[STORED DATA]

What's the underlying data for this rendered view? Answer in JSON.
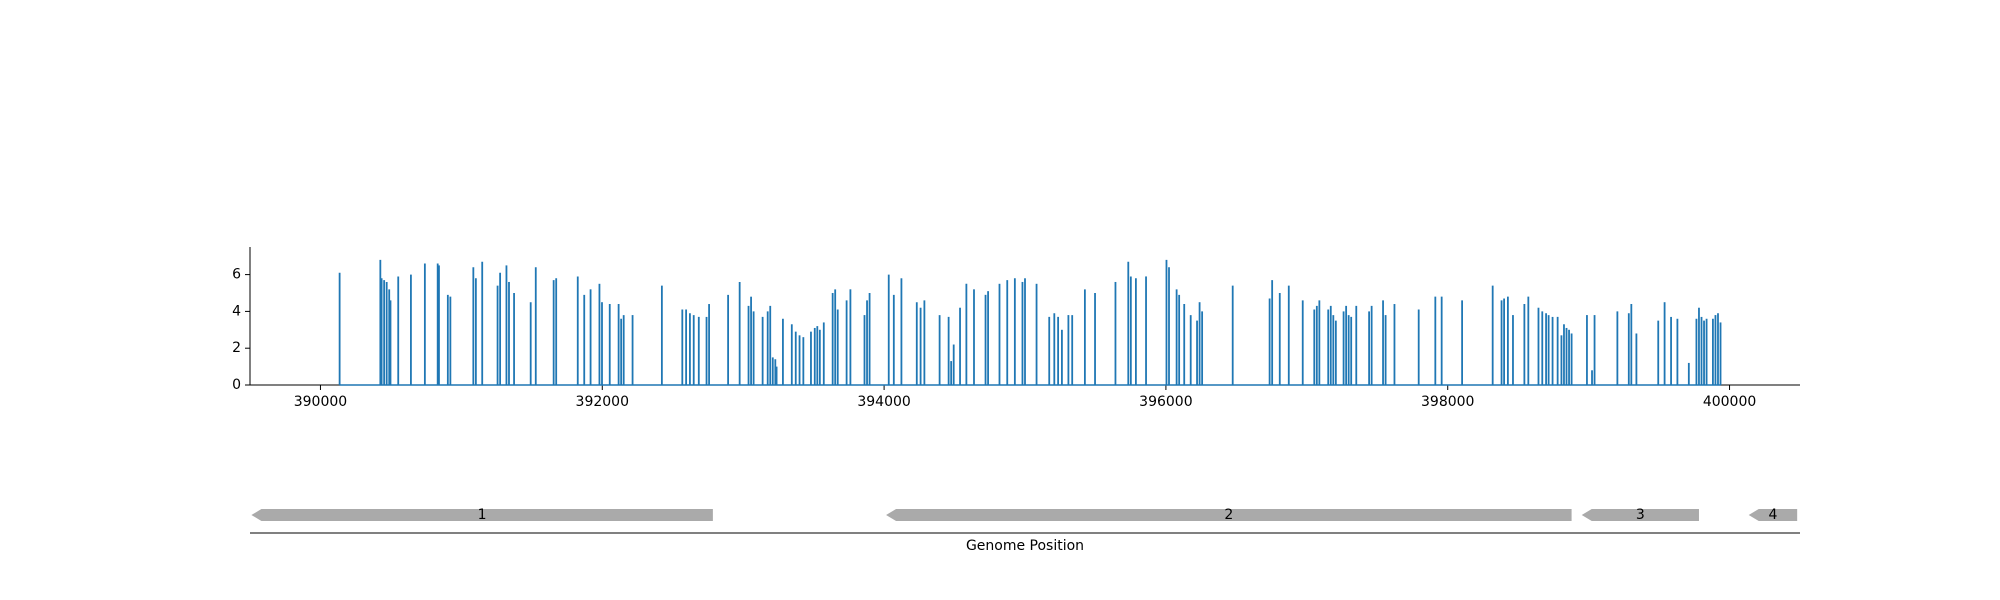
{
  "chart_data": {
    "type": "stem",
    "xlabel": "Genome Position",
    "color": "#1f77b4",
    "gene_color": "#aaaaaa",
    "xlim": [
      389500,
      400500
    ],
    "xticks": [
      390000,
      392000,
      394000,
      396000,
      398000,
      400000
    ],
    "ylim": [
      0,
      7.5
    ],
    "yticks": [
      0,
      2,
      4,
      6
    ],
    "x": [
      390136,
      390425,
      390434,
      390452,
      390470,
      390488,
      390497,
      390552,
      390642,
      390741,
      390832,
      390841,
      390904,
      390922,
      391085,
      391103,
      391148,
      391257,
      391275,
      391320,
      391338,
      391374,
      391492,
      391528,
      391655,
      391673,
      391826,
      391872,
      391917,
      391980,
      391998,
      392053,
      392116,
      392134,
      392152,
      392215,
      392423,
      392568,
      392595,
      392622,
      392649,
      392685,
      392740,
      392758,
      392893,
      392975,
      393038,
      393056,
      393074,
      393138,
      393174,
      393192,
      393210,
      393228,
      393237,
      393282,
      393345,
      393373,
      393400,
      393427,
      393481,
      393508,
      393526,
      393544,
      393572,
      393635,
      393653,
      393671,
      393734,
      393761,
      393861,
      393879,
      393897,
      394033,
      394069,
      394123,
      394232,
      394259,
      394286,
      394394,
      394458,
      394476,
      394494,
      394539,
      394584,
      394638,
      394720,
      394738,
      394819,
      394874,
      394928,
      394982,
      395000,
      395082,
      395172,
      395208,
      395235,
      395262,
      395308,
      395335,
      395425,
      395497,
      395642,
      395733,
      395751,
      395787,
      395859,
      396004,
      396022,
      396076,
      396094,
      396130,
      396176,
      396221,
      396239,
      396257,
      396474,
      396736,
      396754,
      396808,
      396872,
      396971,
      397053,
      397071,
      397089,
      397152,
      397170,
      397188,
      397206,
      397261,
      397279,
      397297,
      397315,
      397351,
      397442,
      397460,
      397541,
      397559,
      397622,
      397794,
      397912,
      397957,
      398102,
      398319,
      398382,
      398400,
      398427,
      398463,
      398544,
      398572,
      398644,
      398671,
      398698,
      398716,
      398744,
      398780,
      398807,
      398825,
      398843,
      398861,
      398879,
      398988,
      399024,
      399042,
      399204,
      399285,
      399303,
      399339,
      399494,
      399539,
      399585,
      399630,
      399711,
      399765,
      399783,
      399801,
      399819,
      399837,
      399882,
      399900,
      399918,
      399936
    ],
    "values": [
      6.1,
      6.8,
      5.8,
      5.7,
      5.6,
      5.2,
      4.6,
      5.9,
      6.0,
      6.6,
      6.6,
      6.5,
      4.9,
      4.8,
      6.4,
      5.8,
      6.7,
      5.4,
      6.1,
      6.5,
      5.6,
      5.0,
      4.5,
      6.4,
      5.7,
      5.8,
      5.9,
      4.9,
      5.2,
      5.5,
      4.5,
      4.4,
      4.4,
      3.6,
      3.8,
      3.8,
      5.4,
      4.1,
      4.1,
      3.9,
      3.8,
      3.7,
      3.7,
      4.4,
      4.9,
      5.6,
      4.3,
      4.8,
      4.0,
      3.7,
      4.0,
      4.3,
      1.5,
      1.4,
      1.0,
      3.6,
      3.3,
      2.9,
      2.7,
      2.6,
      2.9,
      3.1,
      3.2,
      3.0,
      3.4,
      5.0,
      5.2,
      4.1,
      4.6,
      5.2,
      3.8,
      4.6,
      5.0,
      6.0,
      4.9,
      5.8,
      4.5,
      4.2,
      4.6,
      3.8,
      3.7,
      1.3,
      2.2,
      4.2,
      5.5,
      5.2,
      4.9,
      5.1,
      5.5,
      5.7,
      5.8,
      5.6,
      5.8,
      5.5,
      3.7,
      3.9,
      3.7,
      3.0,
      3.8,
      3.8,
      5.2,
      5.0,
      5.6,
      6.7,
      5.9,
      5.8,
      5.9,
      6.8,
      6.4,
      5.2,
      4.9,
      4.4,
      3.8,
      3.5,
      4.5,
      4.0,
      5.4,
      4.7,
      5.7,
      5.0,
      5.4,
      4.6,
      4.1,
      4.3,
      4.6,
      4.1,
      4.3,
      3.8,
      3.5,
      4.0,
      4.3,
      3.8,
      3.7,
      4.3,
      4.0,
      4.3,
      4.6,
      3.8,
      4.4,
      4.1,
      4.8,
      4.8,
      4.6,
      5.4,
      4.6,
      4.7,
      4.8,
      3.8,
      4.4,
      4.8,
      4.2,
      4.0,
      3.9,
      3.8,
      3.7,
      3.7,
      2.7,
      3.3,
      3.1,
      3.0,
      2.8,
      3.8,
      0.8,
      3.8,
      4.0,
      3.9,
      4.4,
      2.8,
      3.5,
      4.5,
      3.7,
      3.6,
      1.2,
      3.6,
      4.2,
      3.7,
      3.5,
      3.6,
      3.6,
      3.8,
      3.9,
      3.4
    ],
    "genes": [
      {
        "label": "1",
        "start": 389510,
        "end": 392785,
        "strand": "-"
      },
      {
        "label": "2",
        "start": 394014,
        "end": 398879,
        "strand": "-"
      },
      {
        "label": "3",
        "start": 398951,
        "end": 399783,
        "strand": "-"
      },
      {
        "label": "4",
        "start": 400136,
        "end": 400480,
        "strand": "-"
      }
    ]
  }
}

[/STORED DATA]

» WORK TO COMPLETE:
The expected answer is a copy of each line above containing "start".

» WRITTEN ANSWER:
        "start": 389510,
        "start": 394014,
        "start": 398951,
        "start": 400136,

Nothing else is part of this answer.